Ausgewählter Auszug –
Die Südtiroler Landeshauptstadt und ihre"Barbaren" im Zentrum einer Reportage von Autor und Blogger Wolf Bukowski auf Internazionale.

Bolzano e Barbarie”, so der Titel einer Reportage, die am Samstag, 20. Februar auf der Webseite von Internazionale erschienen ist. Verfasser des Beitrags ist Wolf Bukowski, Autor und Gast-Blogger von Wu Ming, einem italienischen Schriftstellerkollektiv. Es geht um Bozen, seine Geschichte und Gegenwart, um Italianisierung und Zivilisierung, damals wie heute.  

(…) i monumenti all’italianità di Bolzano, presto, saranno due. Il primo, il Monumento alla Vittoria (Hic patriae fines siste signa. Hinc ceteros excoluimus lingua, legibus, artibus). Il secondo, in posizione topograficamente opposta rispetto al centro cittadino, l’Eataly del Kaufhaus, perla dell’ostrica benkiana e veicolo dell’italianità gastronomica (…)

Bukowski lässt den Chronisten Mario Bassi erzählen, der 1928 für einen Besuch in Bozen weilt: Am 12. Juli jenes Jahres findet die Eröffnung des Siegesdenkmals statt. Anlässlich dieses Ereignisses äußert Bassi seine Überlegungen zur Inschrift, die das Monument trägt:

Sul fastigio della fronte del tempio la Vittoria alata, scolpita dal Dazzi, tende l’arco verso il confine delle Alpi e sotto è la scritta: ‘Hic patriae fines siste signa. Hinc ceteros excoluimus lingua, legibus, artibus’ [Qui abbiamo posto il confine della patria. Da qui educammo gli altri nella lingua, le leggi, le arti]. Forse meglio che ‘Ceteros’ [altri] avremmo voluto leggere ‘Barbaros’, che sarebbe stato tanto più latino, anzi più romano. Ma si è voluto essere cortesi, con quelli di là. Anche questa cortesia italiana è antica e nuova.
(Mario Bassi)

Gespeicherte Einträge –
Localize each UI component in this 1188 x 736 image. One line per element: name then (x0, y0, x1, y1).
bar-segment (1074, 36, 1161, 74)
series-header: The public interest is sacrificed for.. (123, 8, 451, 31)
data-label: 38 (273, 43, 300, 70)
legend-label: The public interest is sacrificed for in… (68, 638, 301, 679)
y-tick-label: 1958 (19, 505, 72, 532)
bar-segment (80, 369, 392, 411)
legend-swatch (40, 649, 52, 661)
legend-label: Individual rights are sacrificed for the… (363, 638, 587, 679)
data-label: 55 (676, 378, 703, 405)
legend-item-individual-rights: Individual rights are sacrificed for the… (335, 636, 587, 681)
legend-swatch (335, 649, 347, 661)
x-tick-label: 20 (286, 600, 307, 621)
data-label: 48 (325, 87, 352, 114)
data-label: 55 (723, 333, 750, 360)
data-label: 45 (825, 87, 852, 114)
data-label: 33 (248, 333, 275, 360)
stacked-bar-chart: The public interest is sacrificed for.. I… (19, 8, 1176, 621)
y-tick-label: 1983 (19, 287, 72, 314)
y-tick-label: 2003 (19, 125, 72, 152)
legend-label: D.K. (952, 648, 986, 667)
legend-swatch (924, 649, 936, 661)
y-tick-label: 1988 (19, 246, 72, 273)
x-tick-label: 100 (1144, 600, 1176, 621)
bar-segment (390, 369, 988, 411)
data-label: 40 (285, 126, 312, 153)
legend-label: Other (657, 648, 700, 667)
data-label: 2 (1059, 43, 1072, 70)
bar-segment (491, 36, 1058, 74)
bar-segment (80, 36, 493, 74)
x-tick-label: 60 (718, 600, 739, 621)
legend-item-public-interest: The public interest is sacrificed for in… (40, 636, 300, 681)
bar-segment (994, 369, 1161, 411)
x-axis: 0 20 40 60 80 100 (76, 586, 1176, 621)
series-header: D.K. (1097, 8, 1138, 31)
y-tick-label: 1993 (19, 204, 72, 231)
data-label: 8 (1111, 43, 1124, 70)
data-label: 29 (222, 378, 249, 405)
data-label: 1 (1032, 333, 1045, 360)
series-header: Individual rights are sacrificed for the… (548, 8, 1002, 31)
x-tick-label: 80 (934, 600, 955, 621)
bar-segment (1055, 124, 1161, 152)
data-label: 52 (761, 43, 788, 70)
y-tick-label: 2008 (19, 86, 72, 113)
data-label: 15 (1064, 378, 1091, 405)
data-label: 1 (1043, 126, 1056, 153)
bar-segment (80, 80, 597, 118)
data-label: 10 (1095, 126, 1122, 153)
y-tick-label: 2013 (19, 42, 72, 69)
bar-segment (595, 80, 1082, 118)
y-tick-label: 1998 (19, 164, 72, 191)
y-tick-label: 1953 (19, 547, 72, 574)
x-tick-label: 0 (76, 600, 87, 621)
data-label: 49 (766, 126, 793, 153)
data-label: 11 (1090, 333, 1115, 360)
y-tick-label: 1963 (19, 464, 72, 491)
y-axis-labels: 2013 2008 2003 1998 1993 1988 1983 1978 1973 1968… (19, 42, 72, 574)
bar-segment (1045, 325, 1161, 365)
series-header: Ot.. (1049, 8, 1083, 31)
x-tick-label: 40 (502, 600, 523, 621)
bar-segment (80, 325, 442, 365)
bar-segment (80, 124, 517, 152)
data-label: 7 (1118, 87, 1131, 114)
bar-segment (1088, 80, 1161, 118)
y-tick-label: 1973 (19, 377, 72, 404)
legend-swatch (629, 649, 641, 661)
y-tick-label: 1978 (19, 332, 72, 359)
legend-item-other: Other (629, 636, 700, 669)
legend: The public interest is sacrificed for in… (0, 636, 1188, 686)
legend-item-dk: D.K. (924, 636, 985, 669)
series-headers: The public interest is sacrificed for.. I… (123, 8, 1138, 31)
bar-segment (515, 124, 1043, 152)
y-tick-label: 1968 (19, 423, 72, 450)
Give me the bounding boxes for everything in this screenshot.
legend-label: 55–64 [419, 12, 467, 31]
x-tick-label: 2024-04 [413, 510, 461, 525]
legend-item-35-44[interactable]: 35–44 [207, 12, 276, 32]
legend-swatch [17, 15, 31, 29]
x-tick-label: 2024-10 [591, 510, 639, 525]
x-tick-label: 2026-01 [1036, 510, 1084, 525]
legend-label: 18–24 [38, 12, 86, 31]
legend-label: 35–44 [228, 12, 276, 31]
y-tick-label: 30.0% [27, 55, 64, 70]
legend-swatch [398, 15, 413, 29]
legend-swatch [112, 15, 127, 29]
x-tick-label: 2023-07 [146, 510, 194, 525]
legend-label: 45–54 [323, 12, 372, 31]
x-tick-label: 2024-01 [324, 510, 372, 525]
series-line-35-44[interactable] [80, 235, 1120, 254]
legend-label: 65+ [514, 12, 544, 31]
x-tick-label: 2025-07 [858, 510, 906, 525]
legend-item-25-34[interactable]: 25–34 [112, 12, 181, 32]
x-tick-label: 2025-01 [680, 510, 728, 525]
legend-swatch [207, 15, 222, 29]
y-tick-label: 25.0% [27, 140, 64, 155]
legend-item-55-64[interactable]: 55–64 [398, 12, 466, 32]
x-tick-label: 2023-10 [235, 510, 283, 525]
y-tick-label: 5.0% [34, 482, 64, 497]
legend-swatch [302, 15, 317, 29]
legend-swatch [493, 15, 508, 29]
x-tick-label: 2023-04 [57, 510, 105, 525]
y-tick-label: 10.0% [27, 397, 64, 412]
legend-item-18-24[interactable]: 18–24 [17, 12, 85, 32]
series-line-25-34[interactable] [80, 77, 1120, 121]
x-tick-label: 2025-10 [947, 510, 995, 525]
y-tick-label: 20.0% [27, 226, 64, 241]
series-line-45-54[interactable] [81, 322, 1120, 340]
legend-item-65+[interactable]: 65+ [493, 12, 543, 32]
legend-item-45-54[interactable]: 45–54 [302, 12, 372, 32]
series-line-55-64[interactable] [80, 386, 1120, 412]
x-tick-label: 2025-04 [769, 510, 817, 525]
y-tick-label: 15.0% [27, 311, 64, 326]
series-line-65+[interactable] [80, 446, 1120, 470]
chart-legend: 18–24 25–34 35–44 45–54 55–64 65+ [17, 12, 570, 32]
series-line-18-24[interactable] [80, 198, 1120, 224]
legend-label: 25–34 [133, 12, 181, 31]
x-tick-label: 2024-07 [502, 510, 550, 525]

Deine Aufgabe –
An welchem Tag erschien die Reportage laut dem Auszug über Bozen auf der Webseite von Internazionale? Die Auflistung stammt aus einer anderen Quelle.

Lösung zur Übung –
Am Samstag, 20. Februar.